**OBJECTIVE**: Count the lines below that contain the word "Sectors", and give only that number.

[Stored data entries]

══════════

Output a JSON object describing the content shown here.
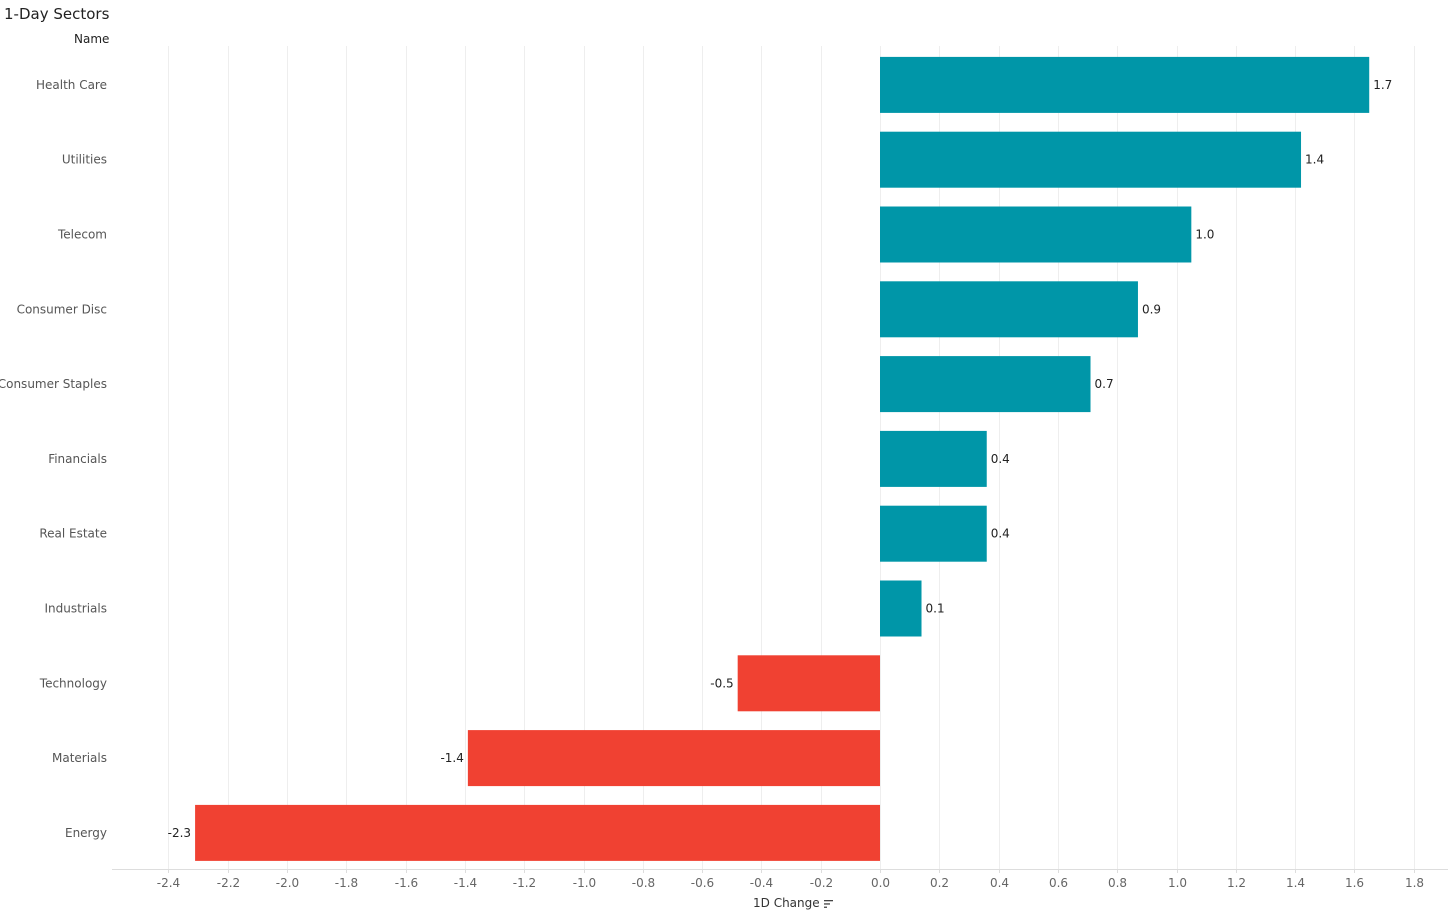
{
  "title": "1-Day Sectors",
  "row_header": "Name",
  "sort_icon": "sort-descending-icon",
  "chart_data": {
    "type": "bar",
    "orientation": "horizontal",
    "title": "1-Day Sectors",
    "xlabel": "1D Change",
    "ylabel": "Name",
    "categories": [
      "Health Care",
      "Utilities",
      "Telecom",
      "Consumer Disc",
      "Consumer Staples",
      "Financials",
      "Real Estate",
      "Industrials",
      "Technology",
      "Materials",
      "Energy"
    ],
    "values": [
      1.65,
      1.42,
      1.05,
      0.87,
      0.71,
      0.36,
      0.36,
      0.14,
      -0.48,
      -1.39,
      -2.31
    ],
    "labels": [
      "1.7",
      "1.4",
      "1.0",
      "0.9",
      "0.7",
      "0.4",
      "0.4",
      "0.1",
      "-0.5",
      "-1.4",
      "-2.3"
    ],
    "xlim": [
      -2.6,
      1.9
    ],
    "xticks": [
      -2.4,
      -2.2,
      -2.0,
      -1.8,
      -1.6,
      -1.4,
      -1.2,
      -1.0,
      -0.8,
      -0.6,
      -0.4,
      -0.2,
      0.0,
      0.2,
      0.4,
      0.6,
      0.8,
      1.0,
      1.2,
      1.4,
      1.6,
      1.8
    ],
    "xtick_labels": [
      "-2.4",
      "-2.2",
      "-2.0",
      "-1.8",
      "-1.6",
      "-1.4",
      "-1.2",
      "-1.0",
      "-0.8",
      "-0.6",
      "-0.4",
      "-0.2",
      "0.0",
      "0.2",
      "0.4",
      "0.6",
      "0.8",
      "1.0",
      "1.2",
      "1.4",
      "1.6",
      "1.8"
    ],
    "grid": true,
    "colors": {
      "positive": "#0096A8",
      "negative": "#F04132",
      "grid": "#EEEEEE",
      "axis": "#DDDDDD"
    }
  }
}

══════════

**RESPONSE FOR THIS EXERCISE**: 2